Copy the records below line for line, leaving out the pictures.

Start DATA PROVIDED

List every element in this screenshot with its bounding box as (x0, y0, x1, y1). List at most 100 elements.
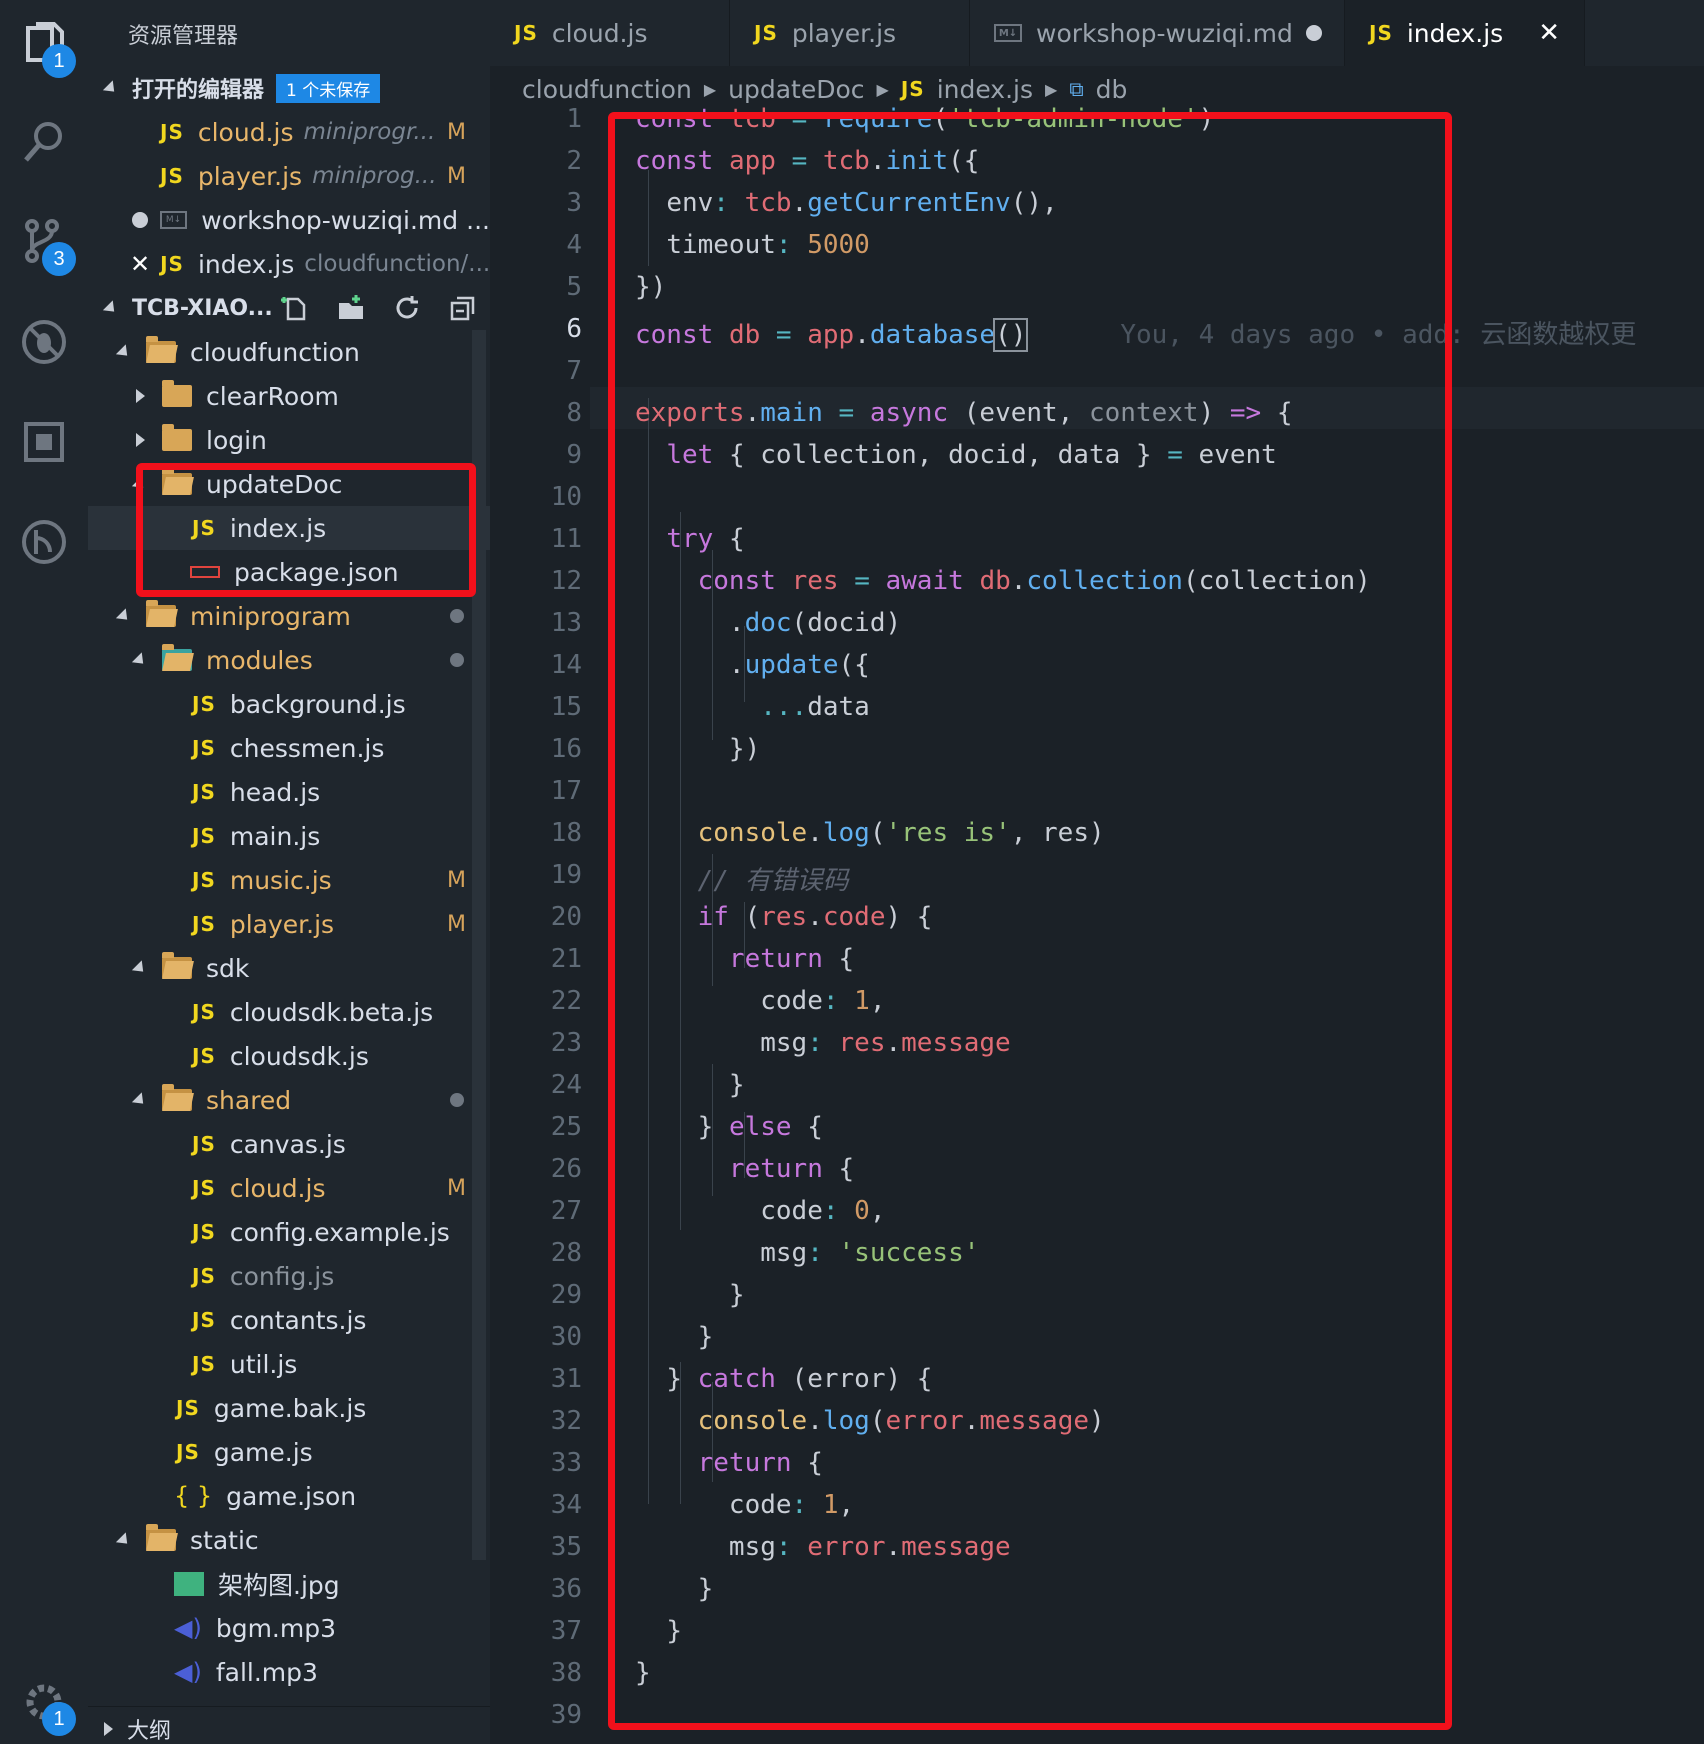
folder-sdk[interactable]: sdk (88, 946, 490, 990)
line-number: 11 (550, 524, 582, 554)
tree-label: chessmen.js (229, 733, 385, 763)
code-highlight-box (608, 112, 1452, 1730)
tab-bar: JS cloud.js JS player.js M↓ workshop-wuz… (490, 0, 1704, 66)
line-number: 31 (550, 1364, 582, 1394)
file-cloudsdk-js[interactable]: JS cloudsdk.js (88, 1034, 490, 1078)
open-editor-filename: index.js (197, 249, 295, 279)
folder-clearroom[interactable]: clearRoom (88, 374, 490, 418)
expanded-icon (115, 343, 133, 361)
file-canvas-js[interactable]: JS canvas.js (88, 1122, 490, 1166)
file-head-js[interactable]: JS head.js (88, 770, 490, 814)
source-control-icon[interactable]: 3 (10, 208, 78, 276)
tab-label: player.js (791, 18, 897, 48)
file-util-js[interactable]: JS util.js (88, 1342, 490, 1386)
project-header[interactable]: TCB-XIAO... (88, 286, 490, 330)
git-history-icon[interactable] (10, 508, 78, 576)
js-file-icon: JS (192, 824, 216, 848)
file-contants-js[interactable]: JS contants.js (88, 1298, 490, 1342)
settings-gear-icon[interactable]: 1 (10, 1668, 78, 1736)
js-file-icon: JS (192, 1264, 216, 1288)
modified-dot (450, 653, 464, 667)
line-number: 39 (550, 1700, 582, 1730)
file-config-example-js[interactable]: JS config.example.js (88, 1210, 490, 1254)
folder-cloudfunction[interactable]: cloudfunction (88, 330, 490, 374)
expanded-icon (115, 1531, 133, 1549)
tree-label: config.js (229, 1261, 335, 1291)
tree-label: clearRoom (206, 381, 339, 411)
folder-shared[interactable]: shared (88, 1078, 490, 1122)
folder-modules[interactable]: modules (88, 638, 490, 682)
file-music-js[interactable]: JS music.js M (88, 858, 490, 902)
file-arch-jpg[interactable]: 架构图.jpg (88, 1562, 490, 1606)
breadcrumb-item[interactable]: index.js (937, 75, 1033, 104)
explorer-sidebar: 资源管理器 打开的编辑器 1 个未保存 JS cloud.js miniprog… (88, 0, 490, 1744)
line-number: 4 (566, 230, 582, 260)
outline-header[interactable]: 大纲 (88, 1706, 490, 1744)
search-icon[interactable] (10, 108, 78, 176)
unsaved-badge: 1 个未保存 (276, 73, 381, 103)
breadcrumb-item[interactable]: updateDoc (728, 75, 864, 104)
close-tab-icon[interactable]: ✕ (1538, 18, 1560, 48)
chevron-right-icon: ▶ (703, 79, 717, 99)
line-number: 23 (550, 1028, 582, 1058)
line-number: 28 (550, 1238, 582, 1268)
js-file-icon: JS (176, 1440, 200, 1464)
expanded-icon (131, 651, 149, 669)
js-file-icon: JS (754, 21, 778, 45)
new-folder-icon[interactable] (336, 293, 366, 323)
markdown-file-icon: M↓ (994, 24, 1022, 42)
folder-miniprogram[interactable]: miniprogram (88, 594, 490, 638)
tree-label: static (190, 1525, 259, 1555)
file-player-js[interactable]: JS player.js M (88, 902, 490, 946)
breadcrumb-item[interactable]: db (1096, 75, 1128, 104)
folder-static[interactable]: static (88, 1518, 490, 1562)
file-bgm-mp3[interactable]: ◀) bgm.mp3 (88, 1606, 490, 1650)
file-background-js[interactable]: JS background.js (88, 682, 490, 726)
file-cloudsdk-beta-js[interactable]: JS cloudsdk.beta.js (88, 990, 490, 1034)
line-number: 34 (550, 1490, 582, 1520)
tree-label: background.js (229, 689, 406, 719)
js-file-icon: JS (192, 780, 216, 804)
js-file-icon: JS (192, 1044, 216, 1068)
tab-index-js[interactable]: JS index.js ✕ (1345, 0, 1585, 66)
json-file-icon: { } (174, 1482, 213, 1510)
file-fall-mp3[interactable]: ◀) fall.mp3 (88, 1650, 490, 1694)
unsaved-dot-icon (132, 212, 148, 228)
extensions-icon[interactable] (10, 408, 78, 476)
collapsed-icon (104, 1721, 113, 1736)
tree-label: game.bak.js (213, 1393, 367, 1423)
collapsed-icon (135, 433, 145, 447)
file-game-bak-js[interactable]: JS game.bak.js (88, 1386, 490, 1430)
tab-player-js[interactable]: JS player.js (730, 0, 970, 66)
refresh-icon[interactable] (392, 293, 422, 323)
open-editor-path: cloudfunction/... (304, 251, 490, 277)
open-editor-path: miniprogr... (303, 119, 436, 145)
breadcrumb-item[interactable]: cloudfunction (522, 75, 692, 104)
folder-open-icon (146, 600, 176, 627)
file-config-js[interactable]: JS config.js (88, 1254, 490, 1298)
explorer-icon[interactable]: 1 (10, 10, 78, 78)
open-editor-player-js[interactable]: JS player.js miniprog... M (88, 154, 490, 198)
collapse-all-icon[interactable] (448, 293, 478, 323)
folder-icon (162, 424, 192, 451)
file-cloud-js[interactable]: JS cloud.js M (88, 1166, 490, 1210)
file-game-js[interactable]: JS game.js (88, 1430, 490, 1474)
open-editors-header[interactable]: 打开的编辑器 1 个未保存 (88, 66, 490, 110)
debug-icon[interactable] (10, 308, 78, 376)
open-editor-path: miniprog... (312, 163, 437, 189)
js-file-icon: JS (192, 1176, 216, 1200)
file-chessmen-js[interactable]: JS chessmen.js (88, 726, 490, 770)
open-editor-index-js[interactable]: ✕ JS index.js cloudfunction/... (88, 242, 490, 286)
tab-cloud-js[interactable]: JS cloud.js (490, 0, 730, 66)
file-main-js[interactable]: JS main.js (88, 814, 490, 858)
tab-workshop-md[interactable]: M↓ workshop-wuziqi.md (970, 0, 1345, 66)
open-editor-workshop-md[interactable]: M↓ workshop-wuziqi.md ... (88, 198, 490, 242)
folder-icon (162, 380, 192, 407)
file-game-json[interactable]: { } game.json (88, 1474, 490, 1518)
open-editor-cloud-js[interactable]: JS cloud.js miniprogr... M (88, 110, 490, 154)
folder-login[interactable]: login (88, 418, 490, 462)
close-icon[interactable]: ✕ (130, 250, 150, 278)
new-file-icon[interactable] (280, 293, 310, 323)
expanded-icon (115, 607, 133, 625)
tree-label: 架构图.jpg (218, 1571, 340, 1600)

End DATA PROVIDED

_ANSWER TO THIS PROBLEM_:
List every element in this screenshot with its bounding box as (x0, y0, x1, y1). List at most 100 elements.
folder-sdk[interactable]: sdk (88, 946, 490, 990)
line-number: 11 (550, 524, 582, 554)
tree-label: chessmen.js (229, 733, 385, 763)
code-highlight-box (608, 112, 1452, 1730)
tab-bar: JS cloud.js JS player.js M↓ workshop-wuz… (490, 0, 1704, 66)
line-number: 31 (550, 1364, 582, 1394)
file-cloudsdk-js[interactable]: JS cloudsdk.js (88, 1034, 490, 1078)
open-editor-filename: index.js (197, 249, 295, 279)
folder-clearroom[interactable]: clearRoom (88, 374, 490, 418)
expanded-icon (115, 343, 133, 361)
file-canvas-js[interactable]: JS canvas.js (88, 1122, 490, 1166)
file-head-js[interactable]: JS head.js (88, 770, 490, 814)
source-control-icon[interactable]: 3 (10, 208, 78, 276)
tab-label: player.js (791, 18, 897, 48)
file-util-js[interactable]: JS util.js (88, 1342, 490, 1386)
project-header[interactable]: TCB-XIAO... (88, 286, 490, 330)
git-history-icon[interactable] (10, 508, 78, 576)
js-file-icon: JS (192, 824, 216, 848)
file-contants-js[interactable]: JS contants.js (88, 1298, 490, 1342)
settings-gear-icon[interactable]: 1 (10, 1668, 78, 1736)
js-file-icon: JS (192, 1264, 216, 1288)
modified-dot (450, 653, 464, 667)
line-number: 39 (550, 1700, 582, 1730)
file-config-example-js[interactable]: JS config.example.js (88, 1210, 490, 1254)
folder-cloudfunction[interactable]: cloudfunction (88, 330, 490, 374)
expanded-icon (115, 1531, 133, 1549)
tree-label: config.js (229, 1261, 335, 1291)
tree-label: clearRoom (206, 381, 339, 411)
folder-shared[interactable]: shared (88, 1078, 490, 1122)
folder-modules[interactable]: modules (88, 638, 490, 682)
file-music-js[interactable]: JS music.js M (88, 858, 490, 902)
file-arch-jpg[interactable]: 架构图.jpg (88, 1562, 490, 1606)
breadcrumb-item[interactable]: index.js (937, 75, 1033, 104)
explorer-sidebar: 资源管理器 打开的编辑器 1 个未保存 JS cloud.js miniprog… (88, 0, 490, 1744)
line-number: 4 (566, 230, 582, 260)
outline-header[interactable]: 大纲 (88, 1706, 490, 1744)
search-icon[interactable] (10, 108, 78, 176)
unsaved-badge: 1 个未保存 (276, 73, 381, 103)
breadcrumb-item[interactable]: updateDoc (728, 75, 864, 104)
close-tab-icon[interactable]: ✕ (1538, 18, 1560, 48)
chevron-right-icon: ▶ (703, 79, 717, 99)
line-number: 23 (550, 1028, 582, 1058)
line-number: 28 (550, 1238, 582, 1268)
js-file-icon: JS (176, 1440, 200, 1464)
expanded-icon (131, 651, 149, 669)
js-file-icon: JS (754, 21, 778, 45)
new-folder-icon[interactable] (336, 293, 366, 323)
markdown-file-icon: M↓ (994, 24, 1022, 42)
folder-miniprogram[interactable]: miniprogram (88, 594, 490, 638)
tree-label: static (190, 1525, 259, 1555)
file-player-js[interactable]: JS player.js M (88, 902, 490, 946)
breadcrumb-item[interactable]: db (1096, 75, 1128, 104)
folder-static[interactable]: static (88, 1518, 490, 1562)
file-bgm-mp3[interactable]: ◀) bgm.mp3 (88, 1606, 490, 1650)
file-background-js[interactable]: JS background.js (88, 682, 490, 726)
file-cloudsdk-beta-js[interactable]: JS cloudsdk.beta.js (88, 990, 490, 1034)
line-number: 34 (550, 1490, 582, 1520)
tree-label: background.js (229, 689, 406, 719)
js-file-icon: JS (192, 780, 216, 804)
js-file-icon: JS (192, 1044, 216, 1068)
tab-index-js[interactable]: JS index.js ✕ (1345, 0, 1585, 66)
json-file-icon: { } (174, 1482, 213, 1510)
file-fall-mp3[interactable]: ◀) fall.mp3 (88, 1650, 490, 1694)
unsaved-dot-icon (132, 212, 148, 228)
extensions-icon[interactable] (10, 408, 78, 476)
collapsed-icon (104, 1721, 113, 1736)
tree-label: game.bak.js (213, 1393, 367, 1423)
collapsed-icon (135, 433, 145, 447)
file-game-bak-js[interactable]: JS game.bak.js (88, 1386, 490, 1430)
tab-player-js[interactable]: JS player.js (730, 0, 970, 66)
refresh-icon[interactable] (392, 293, 422, 323)
open-editor-path: cloudfunction/... (304, 251, 490, 277)
open-editor-path: miniprogr... (303, 119, 436, 145)
breadcrumb-item[interactable]: cloudfunction (522, 75, 692, 104)
folder-open-icon (146, 600, 176, 627)
file-config-js[interactable]: JS config.js (88, 1254, 490, 1298)
explorer-icon[interactable]: 1 (10, 10, 78, 78)
open-editor-player-js[interactable]: JS player.js miniprog... M (88, 154, 490, 198)
collapse-all-icon[interactable] (448, 293, 478, 323)
folder-icon (162, 424, 192, 451)
file-cloud-js[interactable]: JS cloud.js M (88, 1166, 490, 1210)
file-game-js[interactable]: JS game.js (88, 1430, 490, 1474)
open-editors-header[interactable]: 打开的编辑器 1 个未保存 (88, 66, 490, 110)
debug-icon[interactable] (10, 308, 78, 376)
open-editor-path: miniprog... (312, 163, 437, 189)
js-file-icon: JS (192, 1176, 216, 1200)
file-chessmen-js[interactable]: JS chessmen.js (88, 726, 490, 770)
open-editor-index-js[interactable]: ✕ JS index.js cloudfunction/... (88, 242, 490, 286)
tab-cloud-js[interactable]: JS cloud.js (490, 0, 730, 66)
file-main-js[interactable]: JS main.js (88, 814, 490, 858)
tab-workshop-md[interactable]: M↓ workshop-wuziqi.md (970, 0, 1345, 66)
open-editor-workshop-md[interactable]: M↓ workshop-wuziqi.md ... (88, 198, 490, 242)
folder-icon (162, 380, 192, 407)
file-game-json[interactable]: { } game.json (88, 1474, 490, 1518)
open-editor-cloud-js[interactable]: JS cloud.js miniprogr... M (88, 110, 490, 154)
folder-login[interactable]: login (88, 418, 490, 462)
close-icon[interactable]: ✕ (130, 250, 150, 278)
new-file-icon[interactable] (280, 293, 310, 323)
expanded-icon (115, 607, 133, 625)
tree-label: 架构图.jpg (218, 1571, 340, 1600)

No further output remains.